### Task material

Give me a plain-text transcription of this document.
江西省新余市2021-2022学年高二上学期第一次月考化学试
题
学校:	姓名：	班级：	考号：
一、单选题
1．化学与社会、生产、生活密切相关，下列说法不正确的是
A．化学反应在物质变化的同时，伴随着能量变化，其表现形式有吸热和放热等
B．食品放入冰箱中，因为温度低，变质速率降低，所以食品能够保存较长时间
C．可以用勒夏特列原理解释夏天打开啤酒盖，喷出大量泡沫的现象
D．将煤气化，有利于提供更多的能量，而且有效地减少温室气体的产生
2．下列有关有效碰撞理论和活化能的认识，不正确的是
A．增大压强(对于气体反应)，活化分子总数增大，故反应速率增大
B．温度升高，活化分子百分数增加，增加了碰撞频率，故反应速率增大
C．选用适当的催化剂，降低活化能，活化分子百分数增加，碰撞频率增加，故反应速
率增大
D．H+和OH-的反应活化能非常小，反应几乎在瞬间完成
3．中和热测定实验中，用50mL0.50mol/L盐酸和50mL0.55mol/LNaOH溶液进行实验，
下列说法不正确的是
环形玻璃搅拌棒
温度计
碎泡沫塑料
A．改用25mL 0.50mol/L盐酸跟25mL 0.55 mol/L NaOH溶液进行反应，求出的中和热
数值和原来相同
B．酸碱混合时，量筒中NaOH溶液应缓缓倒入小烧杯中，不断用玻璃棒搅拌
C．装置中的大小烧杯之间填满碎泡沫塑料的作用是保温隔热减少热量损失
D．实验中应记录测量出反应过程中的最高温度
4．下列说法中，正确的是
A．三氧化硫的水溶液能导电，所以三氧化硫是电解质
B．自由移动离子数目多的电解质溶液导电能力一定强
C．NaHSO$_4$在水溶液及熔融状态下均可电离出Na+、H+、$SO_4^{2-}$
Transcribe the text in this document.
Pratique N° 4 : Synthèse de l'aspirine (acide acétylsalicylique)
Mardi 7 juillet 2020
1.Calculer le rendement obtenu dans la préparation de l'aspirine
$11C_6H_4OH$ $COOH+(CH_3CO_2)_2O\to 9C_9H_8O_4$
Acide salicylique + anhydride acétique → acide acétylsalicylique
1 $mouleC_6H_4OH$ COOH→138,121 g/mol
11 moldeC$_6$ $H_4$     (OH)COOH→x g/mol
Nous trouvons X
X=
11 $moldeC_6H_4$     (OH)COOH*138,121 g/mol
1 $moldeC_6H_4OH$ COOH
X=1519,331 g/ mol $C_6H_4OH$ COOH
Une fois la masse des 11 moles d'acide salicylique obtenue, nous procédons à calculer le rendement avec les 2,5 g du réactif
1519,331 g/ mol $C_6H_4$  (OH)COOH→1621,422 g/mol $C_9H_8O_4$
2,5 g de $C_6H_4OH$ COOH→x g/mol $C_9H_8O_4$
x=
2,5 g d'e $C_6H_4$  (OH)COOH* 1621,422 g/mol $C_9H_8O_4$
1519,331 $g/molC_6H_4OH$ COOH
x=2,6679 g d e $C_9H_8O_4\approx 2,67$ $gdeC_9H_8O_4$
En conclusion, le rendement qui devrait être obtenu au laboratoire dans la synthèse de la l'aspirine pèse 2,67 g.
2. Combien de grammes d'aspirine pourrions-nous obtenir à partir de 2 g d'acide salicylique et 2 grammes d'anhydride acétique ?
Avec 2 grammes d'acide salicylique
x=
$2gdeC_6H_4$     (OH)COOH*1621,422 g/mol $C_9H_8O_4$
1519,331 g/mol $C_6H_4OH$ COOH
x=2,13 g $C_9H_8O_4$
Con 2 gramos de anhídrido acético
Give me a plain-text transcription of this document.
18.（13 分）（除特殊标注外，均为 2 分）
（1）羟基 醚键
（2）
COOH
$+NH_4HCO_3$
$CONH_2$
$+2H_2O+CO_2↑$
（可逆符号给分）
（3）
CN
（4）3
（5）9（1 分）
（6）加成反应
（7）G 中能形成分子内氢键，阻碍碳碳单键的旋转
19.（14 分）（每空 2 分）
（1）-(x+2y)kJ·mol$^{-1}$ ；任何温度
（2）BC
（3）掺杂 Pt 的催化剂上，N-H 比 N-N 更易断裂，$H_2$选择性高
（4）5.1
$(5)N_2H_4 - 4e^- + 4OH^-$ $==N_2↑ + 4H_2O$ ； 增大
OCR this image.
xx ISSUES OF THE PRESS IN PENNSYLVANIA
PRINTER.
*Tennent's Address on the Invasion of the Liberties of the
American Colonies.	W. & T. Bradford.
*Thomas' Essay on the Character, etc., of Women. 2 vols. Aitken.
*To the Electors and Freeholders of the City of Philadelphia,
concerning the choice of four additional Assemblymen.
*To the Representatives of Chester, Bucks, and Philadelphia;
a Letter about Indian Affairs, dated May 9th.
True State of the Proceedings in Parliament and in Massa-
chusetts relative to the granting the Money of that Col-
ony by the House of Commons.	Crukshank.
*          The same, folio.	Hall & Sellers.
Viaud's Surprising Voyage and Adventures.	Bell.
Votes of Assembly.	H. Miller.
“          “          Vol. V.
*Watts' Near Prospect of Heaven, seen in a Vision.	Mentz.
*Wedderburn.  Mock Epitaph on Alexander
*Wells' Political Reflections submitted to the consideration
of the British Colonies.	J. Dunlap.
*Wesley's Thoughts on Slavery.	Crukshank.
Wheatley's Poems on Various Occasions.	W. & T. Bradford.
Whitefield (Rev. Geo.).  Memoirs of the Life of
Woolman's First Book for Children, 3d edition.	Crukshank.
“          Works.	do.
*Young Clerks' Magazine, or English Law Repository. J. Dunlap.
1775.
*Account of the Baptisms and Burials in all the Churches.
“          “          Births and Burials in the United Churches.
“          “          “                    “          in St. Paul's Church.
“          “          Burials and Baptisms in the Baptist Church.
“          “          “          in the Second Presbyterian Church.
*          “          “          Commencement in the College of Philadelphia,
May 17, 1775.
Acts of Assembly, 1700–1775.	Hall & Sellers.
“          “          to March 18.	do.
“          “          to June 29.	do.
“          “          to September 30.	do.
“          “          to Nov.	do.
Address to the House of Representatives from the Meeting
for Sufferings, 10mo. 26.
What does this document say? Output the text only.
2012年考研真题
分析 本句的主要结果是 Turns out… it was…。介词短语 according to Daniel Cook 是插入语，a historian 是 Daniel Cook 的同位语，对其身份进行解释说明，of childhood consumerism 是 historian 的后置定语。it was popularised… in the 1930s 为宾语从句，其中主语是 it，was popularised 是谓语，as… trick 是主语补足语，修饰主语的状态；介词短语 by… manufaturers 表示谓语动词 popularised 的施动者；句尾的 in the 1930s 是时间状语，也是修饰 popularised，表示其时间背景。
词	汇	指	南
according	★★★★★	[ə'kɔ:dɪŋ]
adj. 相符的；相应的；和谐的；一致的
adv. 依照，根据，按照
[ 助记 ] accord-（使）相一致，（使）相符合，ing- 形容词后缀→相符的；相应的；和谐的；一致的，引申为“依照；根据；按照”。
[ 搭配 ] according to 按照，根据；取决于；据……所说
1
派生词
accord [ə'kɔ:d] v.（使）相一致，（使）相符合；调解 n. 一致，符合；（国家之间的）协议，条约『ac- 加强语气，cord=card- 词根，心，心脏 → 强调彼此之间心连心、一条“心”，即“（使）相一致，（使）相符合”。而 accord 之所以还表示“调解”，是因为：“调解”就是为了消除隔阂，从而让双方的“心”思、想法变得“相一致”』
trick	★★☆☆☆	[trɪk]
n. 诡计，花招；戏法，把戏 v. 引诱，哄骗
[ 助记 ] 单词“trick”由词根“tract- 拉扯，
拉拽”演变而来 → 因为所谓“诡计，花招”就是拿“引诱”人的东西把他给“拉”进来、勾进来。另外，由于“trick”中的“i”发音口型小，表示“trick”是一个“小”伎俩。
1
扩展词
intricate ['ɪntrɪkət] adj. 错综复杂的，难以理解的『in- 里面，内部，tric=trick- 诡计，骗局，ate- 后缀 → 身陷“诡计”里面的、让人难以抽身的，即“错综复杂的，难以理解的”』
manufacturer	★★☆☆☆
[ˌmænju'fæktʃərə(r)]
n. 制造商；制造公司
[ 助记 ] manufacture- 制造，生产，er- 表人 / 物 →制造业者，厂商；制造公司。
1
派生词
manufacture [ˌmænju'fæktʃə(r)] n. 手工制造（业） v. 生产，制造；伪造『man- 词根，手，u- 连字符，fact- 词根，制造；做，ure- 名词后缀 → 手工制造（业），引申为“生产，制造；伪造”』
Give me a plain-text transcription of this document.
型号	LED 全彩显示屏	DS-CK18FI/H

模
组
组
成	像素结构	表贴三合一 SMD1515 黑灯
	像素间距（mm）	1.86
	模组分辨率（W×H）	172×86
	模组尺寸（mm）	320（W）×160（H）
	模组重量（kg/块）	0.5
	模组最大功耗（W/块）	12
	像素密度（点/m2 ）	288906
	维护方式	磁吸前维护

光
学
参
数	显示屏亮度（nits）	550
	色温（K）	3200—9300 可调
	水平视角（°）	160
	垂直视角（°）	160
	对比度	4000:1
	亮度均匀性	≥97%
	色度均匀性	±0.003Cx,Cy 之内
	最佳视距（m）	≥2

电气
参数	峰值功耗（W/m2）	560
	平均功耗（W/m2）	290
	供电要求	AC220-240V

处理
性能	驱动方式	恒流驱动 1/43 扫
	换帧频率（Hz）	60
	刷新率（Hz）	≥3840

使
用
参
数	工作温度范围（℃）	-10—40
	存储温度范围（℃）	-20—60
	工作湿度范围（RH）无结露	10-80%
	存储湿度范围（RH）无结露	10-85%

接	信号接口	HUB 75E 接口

### Do this
Copy each line of the listing that contains the string "制造公司".

### Solution
n. 制造商；制造公司
[ 助记 ] manufacture- 制造，生产，er- 表人 / 物 →制造业者，厂商；制造公司。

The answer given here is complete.